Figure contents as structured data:
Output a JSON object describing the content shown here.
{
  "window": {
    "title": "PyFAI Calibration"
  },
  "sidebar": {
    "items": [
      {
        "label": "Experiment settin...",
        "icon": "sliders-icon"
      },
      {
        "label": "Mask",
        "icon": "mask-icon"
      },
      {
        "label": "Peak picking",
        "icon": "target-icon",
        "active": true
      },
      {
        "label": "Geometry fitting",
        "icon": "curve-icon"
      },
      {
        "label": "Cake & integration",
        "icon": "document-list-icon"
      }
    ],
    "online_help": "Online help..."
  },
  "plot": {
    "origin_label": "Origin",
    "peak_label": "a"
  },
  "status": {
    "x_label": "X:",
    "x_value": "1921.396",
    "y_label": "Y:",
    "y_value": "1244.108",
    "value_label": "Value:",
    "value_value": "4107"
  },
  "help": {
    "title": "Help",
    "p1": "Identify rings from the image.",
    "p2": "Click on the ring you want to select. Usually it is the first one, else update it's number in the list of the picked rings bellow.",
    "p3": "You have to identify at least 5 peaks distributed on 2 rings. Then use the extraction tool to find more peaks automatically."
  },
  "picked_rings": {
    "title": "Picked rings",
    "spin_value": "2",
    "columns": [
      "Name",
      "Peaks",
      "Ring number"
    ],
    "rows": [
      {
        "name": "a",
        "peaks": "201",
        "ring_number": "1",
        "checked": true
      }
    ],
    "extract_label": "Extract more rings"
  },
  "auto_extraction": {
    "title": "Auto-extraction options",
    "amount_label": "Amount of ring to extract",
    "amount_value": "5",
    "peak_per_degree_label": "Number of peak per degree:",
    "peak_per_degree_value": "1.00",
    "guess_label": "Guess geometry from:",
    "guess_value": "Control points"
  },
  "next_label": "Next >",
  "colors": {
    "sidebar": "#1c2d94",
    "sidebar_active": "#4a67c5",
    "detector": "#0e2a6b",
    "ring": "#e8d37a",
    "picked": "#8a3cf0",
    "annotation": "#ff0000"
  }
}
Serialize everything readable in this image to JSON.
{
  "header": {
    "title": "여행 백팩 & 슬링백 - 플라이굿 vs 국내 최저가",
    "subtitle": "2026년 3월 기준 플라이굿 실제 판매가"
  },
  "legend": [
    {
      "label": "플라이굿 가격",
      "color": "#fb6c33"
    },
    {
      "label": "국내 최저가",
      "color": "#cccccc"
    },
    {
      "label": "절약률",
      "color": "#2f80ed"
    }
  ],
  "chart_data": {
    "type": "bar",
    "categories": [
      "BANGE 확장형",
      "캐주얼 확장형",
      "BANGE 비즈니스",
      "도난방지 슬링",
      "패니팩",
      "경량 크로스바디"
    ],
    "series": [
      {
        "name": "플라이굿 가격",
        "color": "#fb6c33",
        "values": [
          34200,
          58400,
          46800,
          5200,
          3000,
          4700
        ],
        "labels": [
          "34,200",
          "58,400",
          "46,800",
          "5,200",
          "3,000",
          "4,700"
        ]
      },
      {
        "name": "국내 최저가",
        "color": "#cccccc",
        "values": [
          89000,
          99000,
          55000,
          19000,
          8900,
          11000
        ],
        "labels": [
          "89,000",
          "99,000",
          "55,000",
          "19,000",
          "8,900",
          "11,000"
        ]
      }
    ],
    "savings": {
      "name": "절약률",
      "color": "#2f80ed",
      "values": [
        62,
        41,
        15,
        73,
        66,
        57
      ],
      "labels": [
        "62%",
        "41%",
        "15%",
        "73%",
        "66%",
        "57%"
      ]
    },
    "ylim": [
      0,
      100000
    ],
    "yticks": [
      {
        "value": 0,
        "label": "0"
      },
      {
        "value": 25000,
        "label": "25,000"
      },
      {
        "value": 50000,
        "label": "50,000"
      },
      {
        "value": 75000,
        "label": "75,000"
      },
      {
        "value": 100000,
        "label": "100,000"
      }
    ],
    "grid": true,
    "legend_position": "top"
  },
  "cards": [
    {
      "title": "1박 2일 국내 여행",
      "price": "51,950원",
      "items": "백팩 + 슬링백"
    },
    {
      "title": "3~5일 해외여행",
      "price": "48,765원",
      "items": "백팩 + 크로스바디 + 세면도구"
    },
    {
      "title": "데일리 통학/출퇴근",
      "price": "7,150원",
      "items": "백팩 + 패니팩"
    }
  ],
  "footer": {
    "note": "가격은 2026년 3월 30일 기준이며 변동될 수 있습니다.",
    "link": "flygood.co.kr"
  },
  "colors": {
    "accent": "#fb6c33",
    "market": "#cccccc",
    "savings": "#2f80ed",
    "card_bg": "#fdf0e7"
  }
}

Set problem:
Gather each line that holds "image".

Exercise output:
    "p1": "Identify rings from the image.",
Serialize everything readable in this image to JSON.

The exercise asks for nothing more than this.